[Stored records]
— START —

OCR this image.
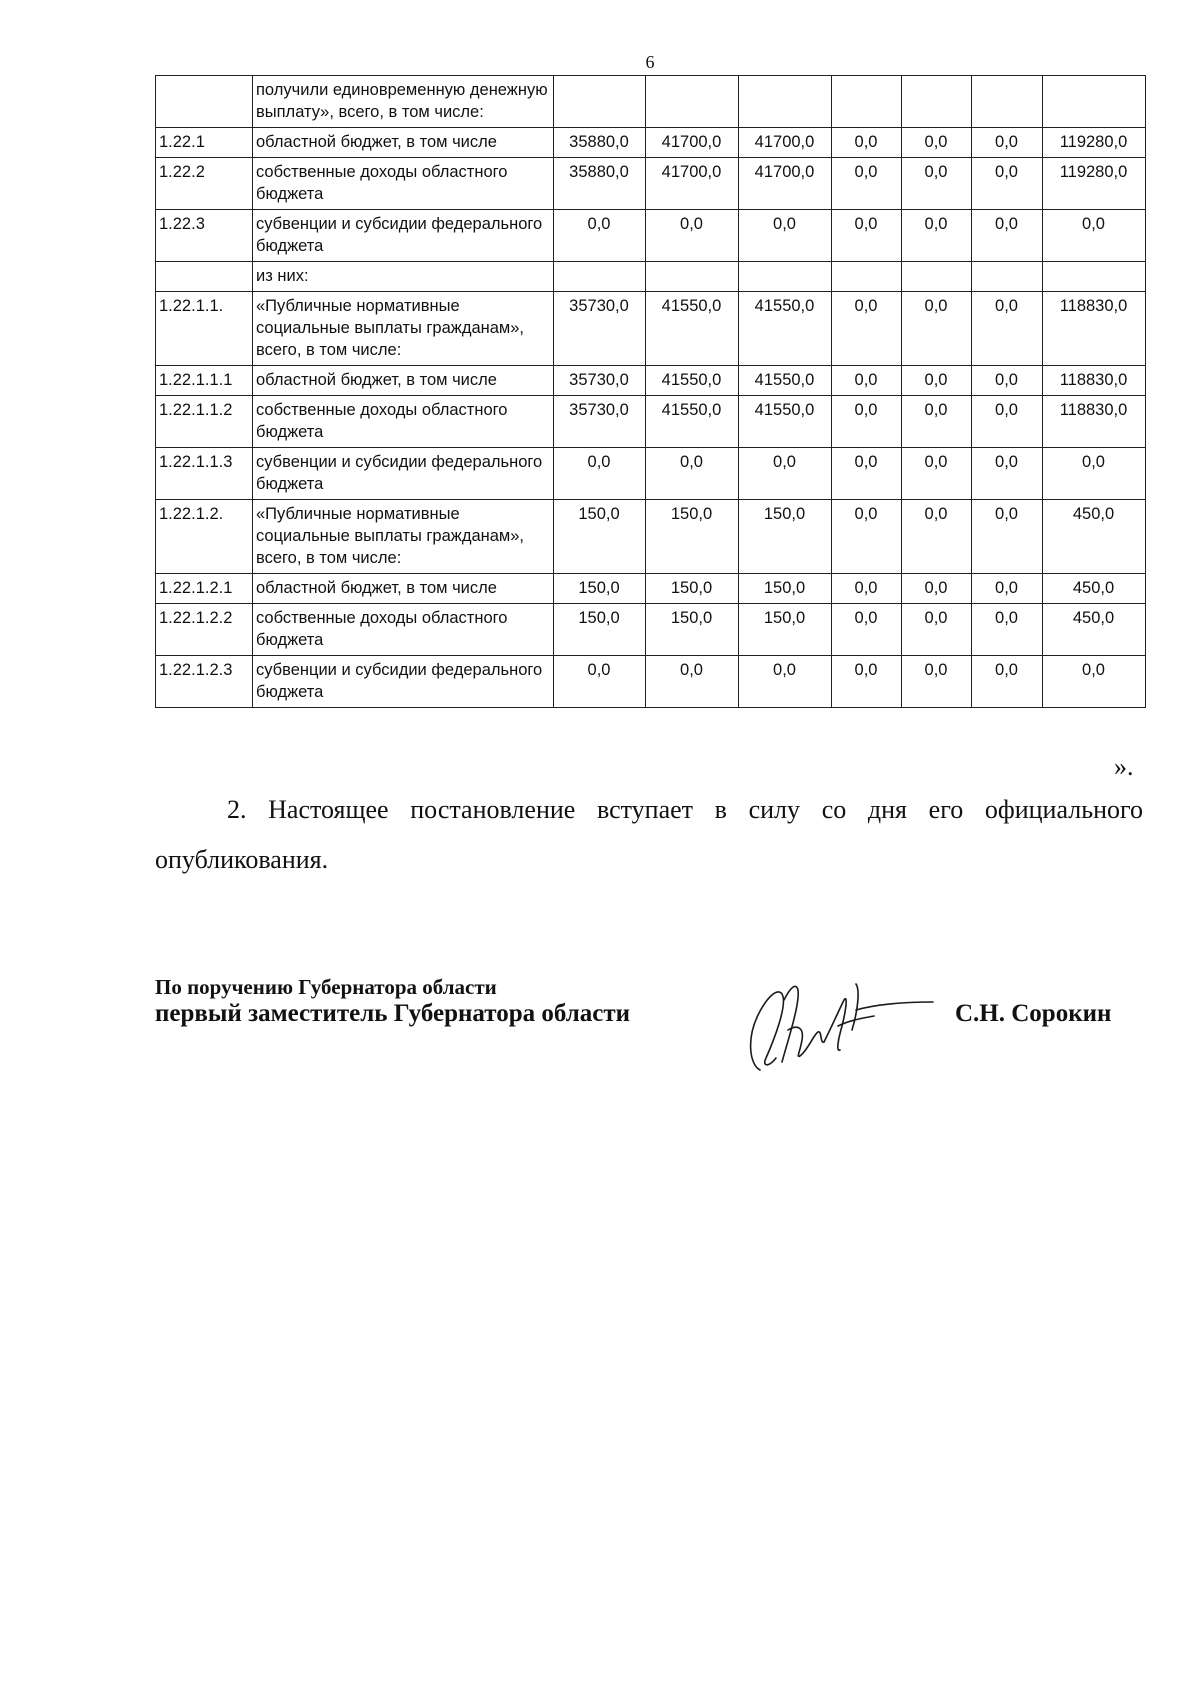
6
	получили единовременную денежную выплату», всего, в том числе:							
1.22.1	областной бюджет, в том числе	35880,0	41700,0	41700,0	0,0	0,0	0,0	119280,0
1.22.2	собственные доходы областного бюджета	35880,0	41700,0	41700,0	0,0	0,0	0,0	119280,0
1.22.3	субвенции и субсидии федерального бюджета	0,0	0,0	0,0	0,0	0,0	0,0	0,0
	из них:							
1.22.1.1.	«Публичные нормативные социальные выплаты гражданам», всего, в том числе:	35730,0	41550,0	41550,0	0,0	0,0	0,0	118830,0
1.22.1.1.1	областной бюджет, в том числе	35730,0	41550,0	41550,0	0,0	0,0	0,0	118830,0
1.22.1.1.2	собственные доходы областного бюджета	35730,0	41550,0	41550,0	0,0	0,0	0,0	118830,0
1.22.1.1.3	субвенции и субсидии федерального бюджета	0,0	0,0	0,0	0,0	0,0	0,0	0,0
1.22.1.2.	«Публичные нормативные социальные выплаты гражданам», всего, в том числе:	150,0	150,0	150,0	0,0	0,0	0,0	450,0
1.22.1.2.1	областной бюджет, в том числе	150,0	150,0	150,0	0,0	0,0	0,0	450,0
1.22.1.2.2	собственные доходы областного бюджета	150,0	150,0	150,0	0,0	0,0	0,0	450,0
1.22.1.2.3	субвенции и субсидии федерального бюджета	0,0	0,0	0,0	0,0	0,0	0,0	0,0
».
2. Настоящее постановление вступает в силу со дня его официального опубликования.
По поручению Губернатора области
первый заместитель Губернатора области	С.Н. Сорокин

— END —

▸ WHAT IS ASKED
Reproduce every entry word for word, but omit the pictures.

▸ OUTPUT FOR THIS EXERCISE
OCR this image.
6
	получили единовременную денежную выплату», всего, в том числе:							
1.22.1	областной бюджет, в том числе	35880,0	41700,0	41700,0	0,0	0,0	0,0	119280,0
1.22.2	собственные доходы областного бюджета	35880,0	41700,0	41700,0	0,0	0,0	0,0	119280,0
1.22.3	субвенции и субсидии федерального бюджета	0,0	0,0	0,0	0,0	0,0	0,0	0,0
	из них:							
1.22.1.1.	«Публичные нормативные социальные выплаты гражданам», всего, в том числе:	35730,0	41550,0	41550,0	0,0	0,0	0,0	118830,0
1.22.1.1.1	областной бюджет, в том числе	35730,0	41550,0	41550,0	0,0	0,0	0,0	118830,0
1.22.1.1.2	собственные доходы областного бюджета	35730,0	41550,0	41550,0	0,0	0,0	0,0	118830,0
1.22.1.1.3	субвенции и субсидии федерального бюджета	0,0	0,0	0,0	0,0	0,0	0,0	0,0
1.22.1.2.	«Публичные нормативные социальные выплаты гражданам», всего, в том числе:	150,0	150,0	150,0	0,0	0,0	0,0	450,0
1.22.1.2.1	областной бюджет, в том числе	150,0	150,0	150,0	0,0	0,0	0,0	450,0
1.22.1.2.2	собственные доходы областного бюджета	150,0	150,0	150,0	0,0	0,0	0,0	450,0
1.22.1.2.3	субвенции и субсидии федерального бюджета	0,0	0,0	0,0	0,0	0,0	0,0	0,0
».
2. Настоящее постановление вступает в силу со дня его официального опубликования.
По поручению Губернатора области
первый заместитель Губернатора области	С.Н. Сорокин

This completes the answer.